**Task goal:** Pull out all lines from the listing below in which the word "name" appears.

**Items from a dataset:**
## BEGIN
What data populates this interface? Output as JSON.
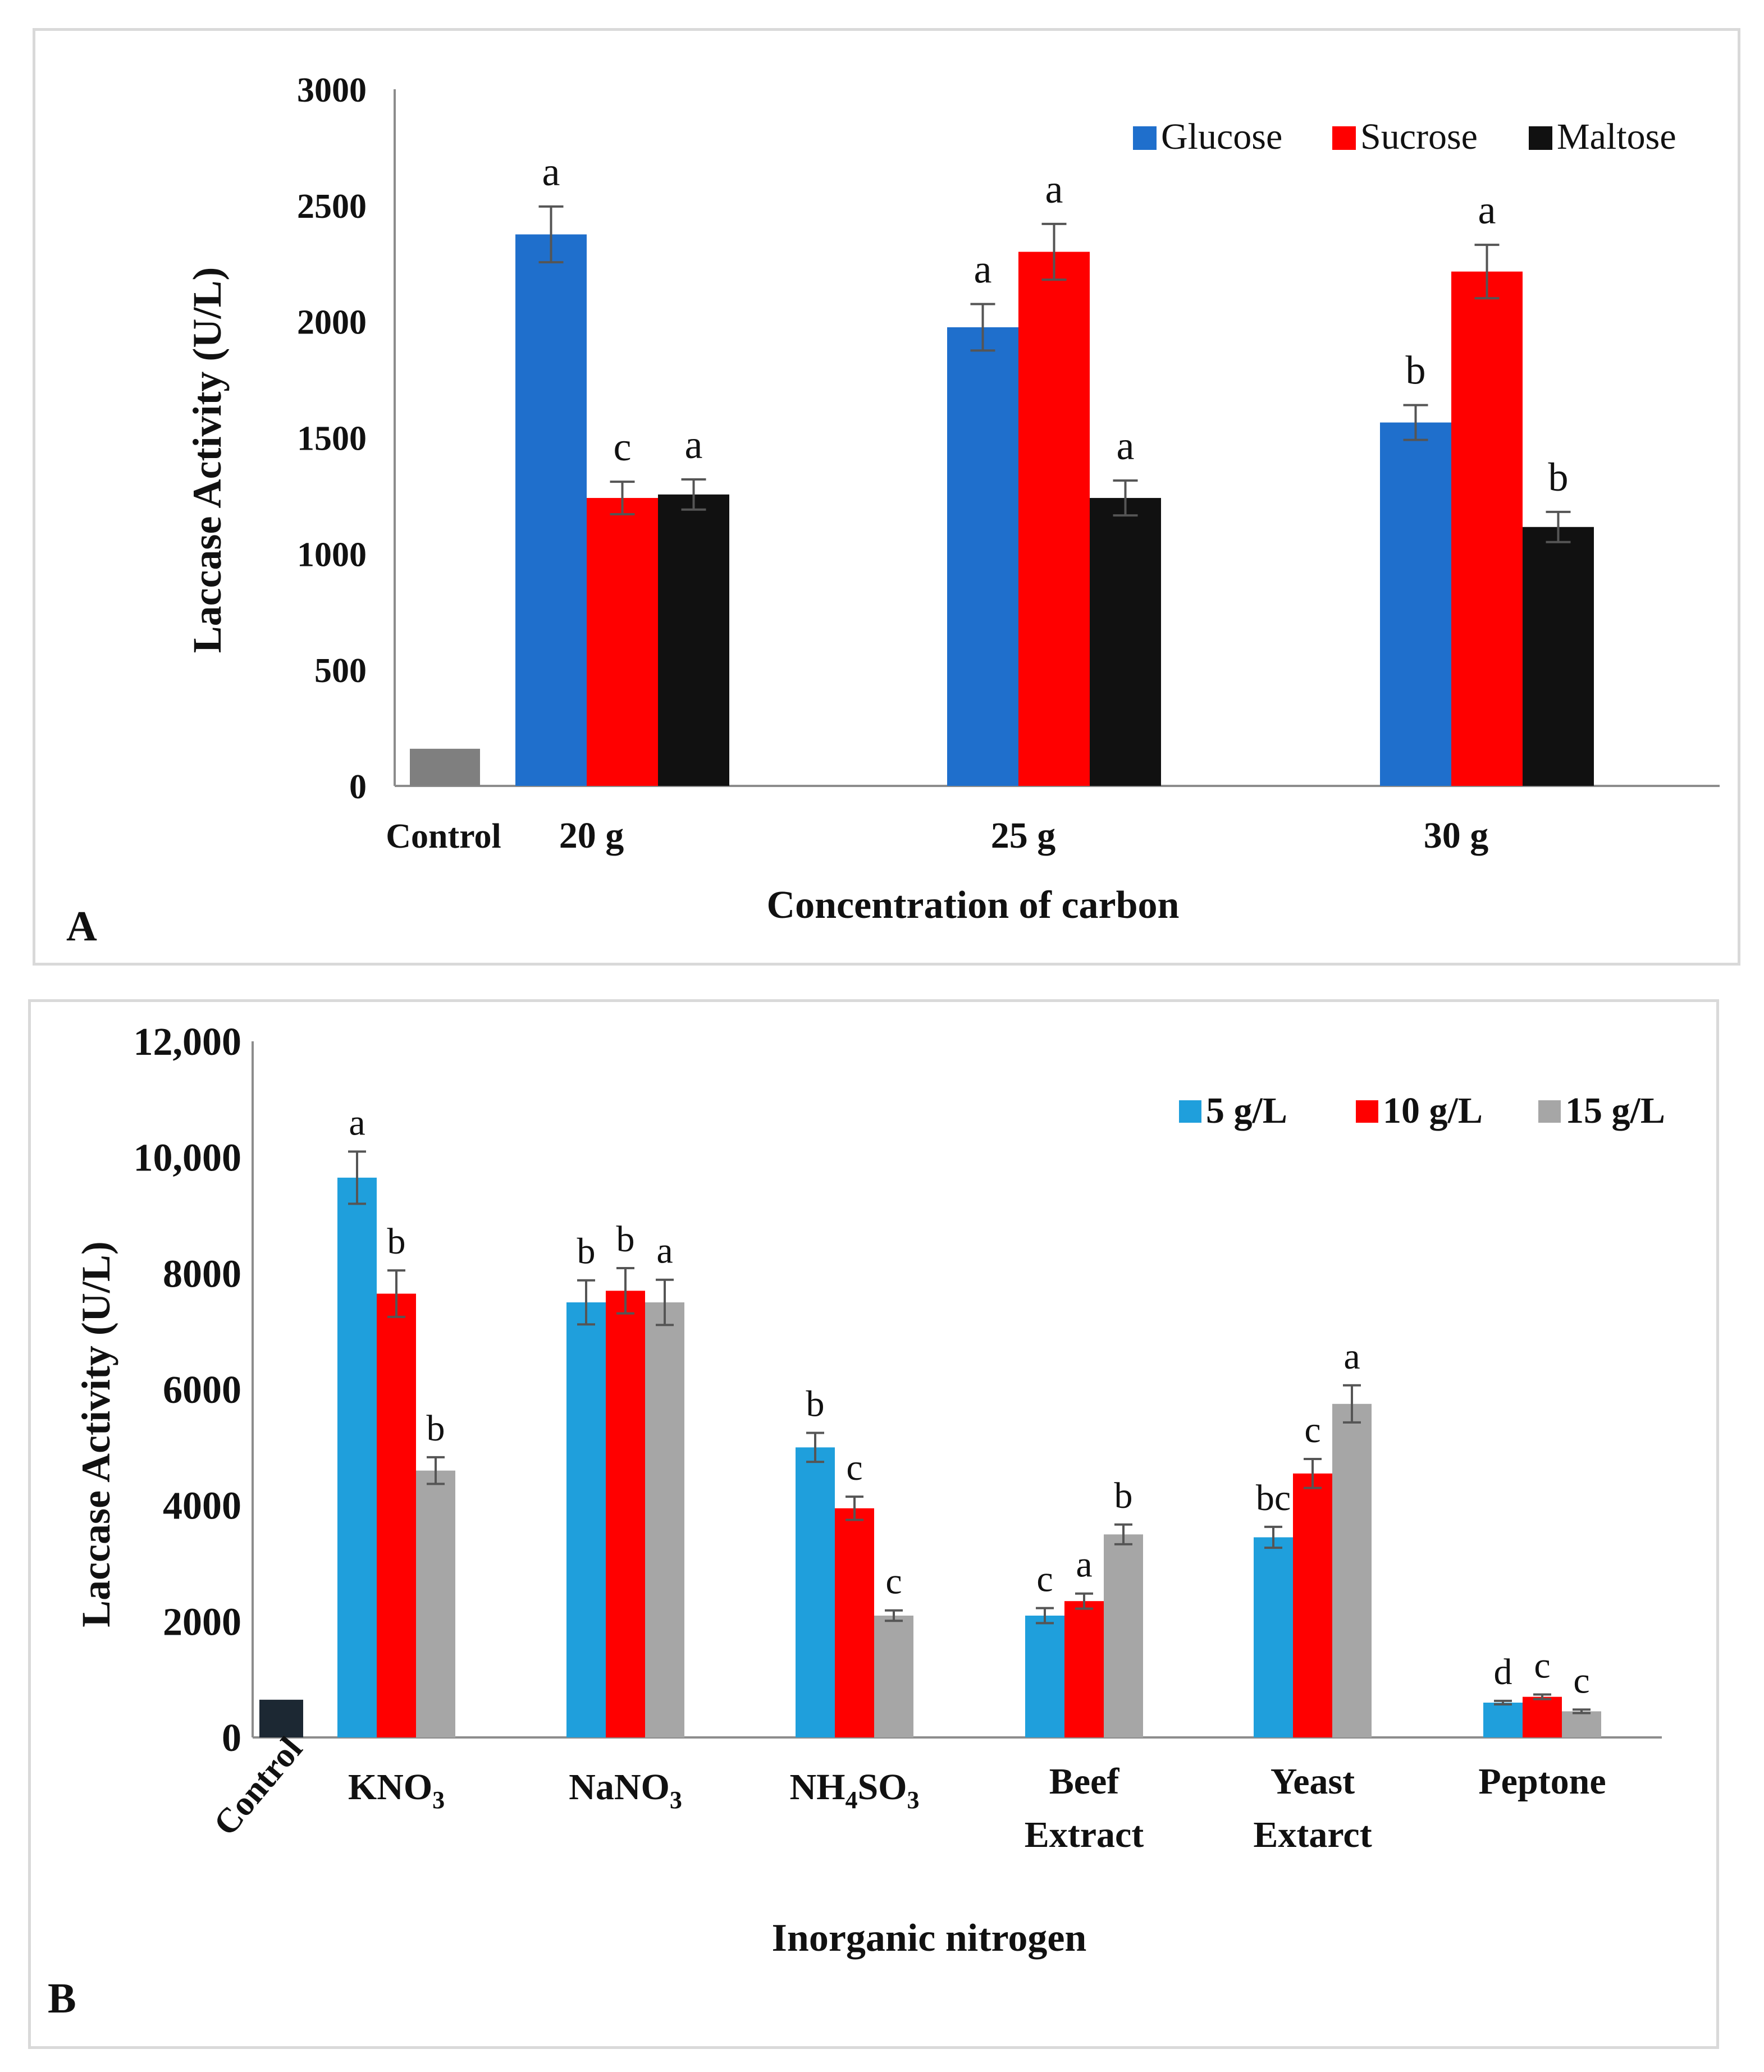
{
  "chart_data": [
    {
      "panel_label": "A",
      "type": "bar",
      "title": "",
      "xlabel": "Concentration   of carbon",
      "ylabel": "Laccase Activity (U/L)",
      "ylim": [
        0,
        3000
      ],
      "yticks": [
        "0",
        "500",
        "1000",
        "1500",
        "2000",
        "2500",
        "3000"
      ],
      "yticks_values": [
        0,
        500,
        1000,
        1500,
        2000,
        2500,
        3000
      ],
      "control": {
        "label": "Control",
        "value": 160,
        "color": "#7f7f7f"
      },
      "categories": [
        "20 g",
        "25 g",
        "30 g"
      ],
      "legend_position": "top-right",
      "series": [
        {
          "name": "Glucose",
          "color": "#1f6fcc",
          "values": [
            2375,
            1975,
            1565
          ],
          "errors": [
            120,
            100,
            75
          ],
          "letters": [
            "a",
            "a",
            "b"
          ]
        },
        {
          "name": "Sucrose",
          "color": "#ff0000",
          "values": [
            1240,
            2300,
            2215
          ],
          "errors": [
            70,
            120,
            115
          ],
          "letters": [
            "c",
            "a",
            "a"
          ]
        },
        {
          "name": "Maltose",
          "color": "#111111",
          "values": [
            1255,
            1240,
            1115
          ],
          "errors": [
            65,
            75,
            65
          ],
          "letters": [
            "a",
            "a",
            "b"
          ]
        }
      ]
    },
    {
      "panel_label": "B",
      "type": "bar",
      "title": "",
      "xlabel": "Inorganic  nitrogen",
      "ylabel": "Laccase Activity (U/L)",
      "ylim": [
        0,
        12000
      ],
      "yticks": [
        "0",
        "2000",
        "4000",
        "6000",
        "8000",
        "10,000",
        "12,000"
      ],
      "yticks_values": [
        0,
        2000,
        4000,
        6000,
        8000,
        10000,
        12000
      ],
      "control": {
        "label": "Control",
        "value": 650,
        "color": "#1c2833"
      },
      "categories": [
        {
          "main": "KNO",
          "sub": "3"
        },
        {
          "main": "NaNO",
          "sub": "3"
        },
        {
          "main": "NH",
          "sub": "4",
          "main2": "SO",
          "sub2": "3"
        },
        {
          "line1": "Beef",
          "line2": "Extract"
        },
        {
          "line1": "Yeast",
          "line2": "Extarct"
        },
        {
          "line1": "Peptone"
        }
      ],
      "legend_position": "top-right",
      "series": [
        {
          "name": "5 g/L",
          "color": "#1f9fdc",
          "values": [
            9650,
            7500,
            5000,
            2100,
            3450,
            600
          ],
          "errors": [
            450,
            380,
            250,
            130,
            180,
            30
          ],
          "letters": [
            "a",
            "b",
            "b",
            "c",
            "bc",
            "d"
          ]
        },
        {
          "name": "10 g/L",
          "color": "#ff0000",
          "values": [
            7650,
            7700,
            3950,
            2350,
            4550,
            700
          ],
          "errors": [
            400,
            390,
            200,
            130,
            250,
            40
          ],
          "letters": [
            "b",
            "b",
            "c",
            "a",
            "c",
            "c"
          ]
        },
        {
          "name": "15 g/L",
          "color": "#a6a6a6",
          "values": [
            4600,
            7500,
            2100,
            3500,
            5750,
            450
          ],
          "errors": [
            230,
            390,
            90,
            170,
            320,
            30
          ],
          "letters": [
            "b",
            "a",
            "c",
            "b",
            "a",
            "c"
          ]
        }
      ]
    }
  ]
}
## END
**Output of the task:**
          "name": "Glucose",
          "name": "Sucrose",
          "name": "Maltose",
          "name": "5 g/L",
          "name": "10 g/L",
          "name": "15 g/L",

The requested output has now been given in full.